• **Aim**
Find each line in the following listing that has the string "posisi", then state the count and nothing else.

• **Extracted data**
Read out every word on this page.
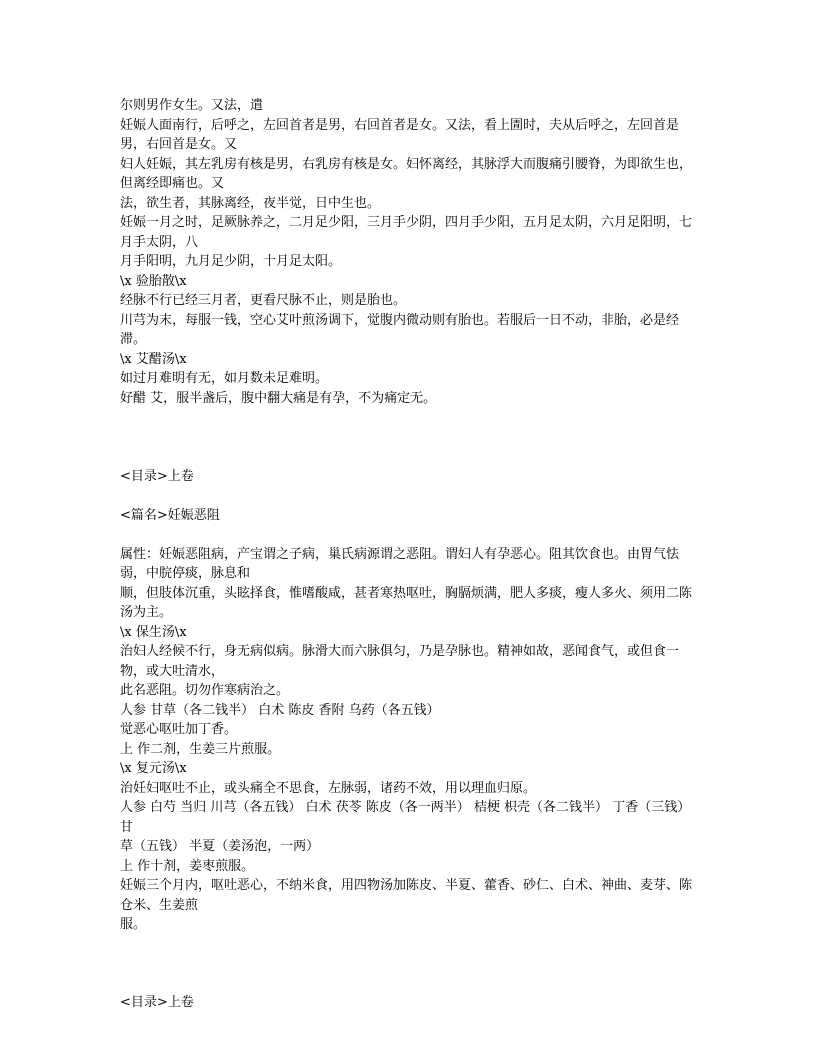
尔则男作女生。又法，遣
妊娠人面南行，后呼之，左回首者是男，右回首者是女。又法，看上圊时，夫从后呼之，左回首是男，右回首是女。又
妇人妊娠，其左乳房有核是男，右乳房有核是女。妇怀离经，其脉浮大而腹痛引腰脊，为即欲生也，但离经即痛也。又
法，欲生者，其脉离经，夜半觉，日中生也。
妊娠一月之时，足厥脉养之，二月足少阳，三月手少阴，四月手少阳，五月足太阴，六月足阳明，七月手太阴，八
月手阳明，九月足少阴，十月足太阳。
\x 验胎散\x
经脉不行已经三月者，更看尺脉不止，则是胎也。
川芎为末，每服一钱，空心艾叶煎汤调下，觉腹内微动则有胎也。若服后一日不动，非胎，必是经滞。
\x 艾醋汤\x
如过月难明有无，如月数未足难明。
好醋 艾，服半盏后，腹中翻大痛是有孕，不为痛定无。
<目录>上卷
<篇名>妊娠恶阻
属性：妊娠恶阻病，产宝谓之子病，巢氏病源谓之恶阻。谓妇人有孕恶心。阻其饮食也。由胃气怯弱，中脘停痰，脉息和
顺，但肢体沉重，头眩择食，惟嗜酸咸，甚者寒热呕吐，胸膈烦满，肥人多痰，瘦人多火、须用二陈汤为主。
\x 保生汤\x
治妇人经候不行，身无病似病。脉滑大而六脉俱匀，乃是孕脉也。精神如故，恶闻食气，或但食一物，或大吐清水，
此名恶阻。切勿作寒病治之。
人参 甘草（各二钱半） 白术 陈皮 香附 乌药（各五钱）
觉恶心呕吐加丁香。
上 作二剂，生姜三片煎服。
\x 复元汤\x
治妊妇呕吐不止，或头痛全不思食，左脉弱，诸药不效，用以理血归原。
人参 白芍 当归 川芎（各五钱） 白术 茯苓 陈皮（各一两半） 桔梗 枳壳（各二钱半） 丁香（三钱） 甘
草（五钱） 半夏（姜汤泡，一两）
上 作十剂，姜枣煎服。
妊娠三个月内，呕吐恶心，不纳米食，用四物汤加陈皮、半夏、藿香、砂仁、白术、神曲、麦芽、陈仓米、生姜煎
服。
<目录>上卷
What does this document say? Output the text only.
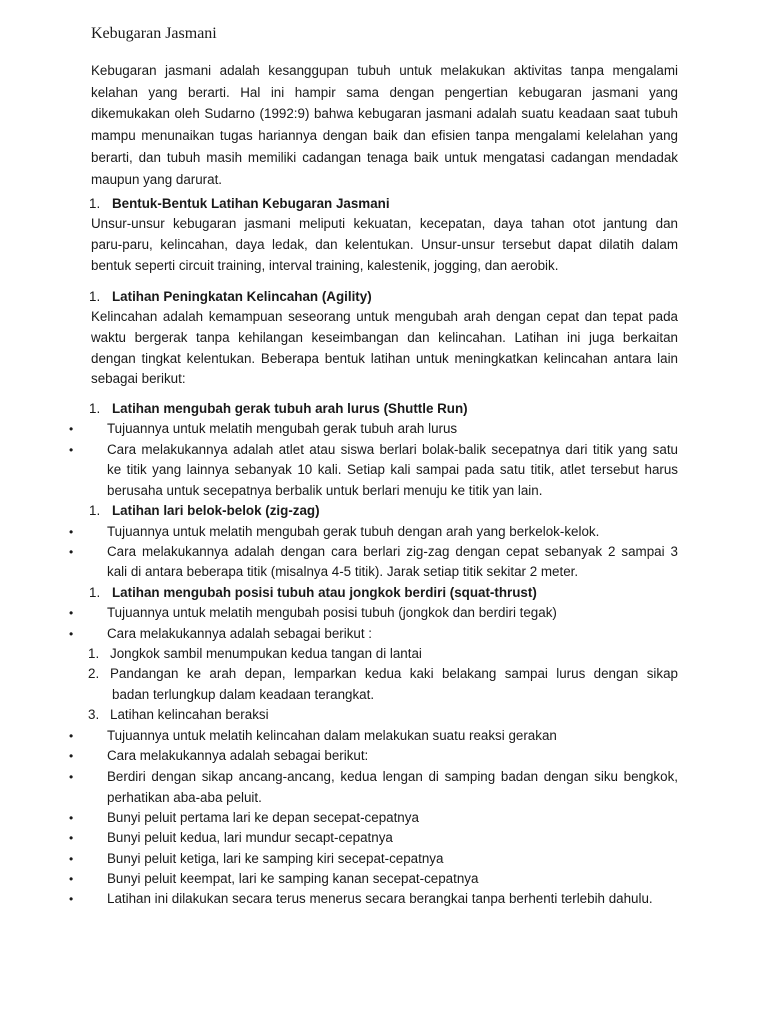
Kebugaran Jasmani

Kebugaran jasmani adalah kesanggupan tubuh untuk melakukan aktivitas tanpa mengalami kelahan yang berarti. Hal ini hampir sama dengan pengertian kebugaran jasmani yang dikemukakan oleh Sudarno (1992:9) bahwa kebugaran jasmani adalah suatu keadaan saat tubuh mampu menunaikan tugas hariannya dengan baik dan efisien tanpa mengalami kelelahan yang berarti, dan tubuh masih memiliki cadangan tenaga baik untuk mengatasi cadangan mendadak maupun yang darurat.

1. Bentuk-Bentuk Latihan Kebugaran Jasmani
Unsur-unsur kebugaran jasmani meliputi kekuatan, kecepatan, daya tahan otot jantung dan
paru-paru, kelincahan, daya ledak, dan kelentukan. Unsur-unsur tersebut dapat dilatih dalam
bentuk seperti circuit training, interval training, kalestenik, jogging, dan aerobik.
1. Latihan Peningkatan Kelincahan (Agility)
Kelincahan adalah kemampuan seseorang untuk mengubah arah dengan cepat dan tepat pada
waktu bergerak tanpa kehilangan keseimbangan dan kelincahan. Latihan ini juga berkaitan
dengan tingkat kelentukan. Beberapa bentuk latihan untuk meningkatkan kelincahan antara lain
sebagai berikut:
1. Latihan mengubah gerak tubuh arah lurus (Shuttle Run)
•	Tujuannya untuk melatih mengubah gerak tubuh arah lurus
•	Cara melakukannya adalah atlet atau siswa berlari bolak-balik secepatnya dari titik yang satu
ke titik yang lainnya sebanyak 10 kali. Setiap kali sampai pada satu titik, atlet tersebut harus
berusaha untuk secepatnya berbalik untuk berlari menuju ke titik yan lain.
1. Latihan lari belok-belok (zig-zag)
•	Tujuannya untuk melatih mengubah gerak tubuh dengan arah yang berkelok-kelok.
•	Cara melakukannya adalah dengan cara berlari zig-zag dengan cepat sebanyak 2 sampai 3
kali di antara beberapa titik (misalnya 4-5 titik). Jarak setiap titik sekitar 2 meter.
1. Latihan mengubah posisi tubuh atau jongkok berdiri (squat-thrust)
•	Tujuannya untuk melatih mengubah posisi tubuh (jongkok dan berdiri tegak)
•	Cara melakukannya adalah sebagai berikut :
1. Jongkok sambil menumpukan kedua tangan di lantai
2. Pandangan ke arah depan, lemparkan kedua kaki belakang sampai lurus dengan sikap
badan terlungkup dalam keadaan terangkat.
3. Latihan kelincahan beraksi
•	Tujuannya untuk melatih kelincahan dalam melakukan suatu reaksi gerakan
•	Cara melakukannya adalah sebagai berikut:
•	Berdiri dengan sikap ancang-ancang, kedua lengan di samping badan dengan siku bengkok,
perhatikan aba-aba peluit.
•	Bunyi peluit pertama lari ke depan secepat-cepatnya
•	Bunyi peluit kedua, lari mundur secapt-cepatnya
•	Bunyi peluit ketiga, lari ke samping kiri secepat-cepatnya
•	Bunyi peluit keempat, lari ke samping kanan secepat-cepatnya
•	Latihan ini dilakukan secara terus menerus secara berangkai tanpa berhenti terlebih dahulu.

• **Expected answer**
2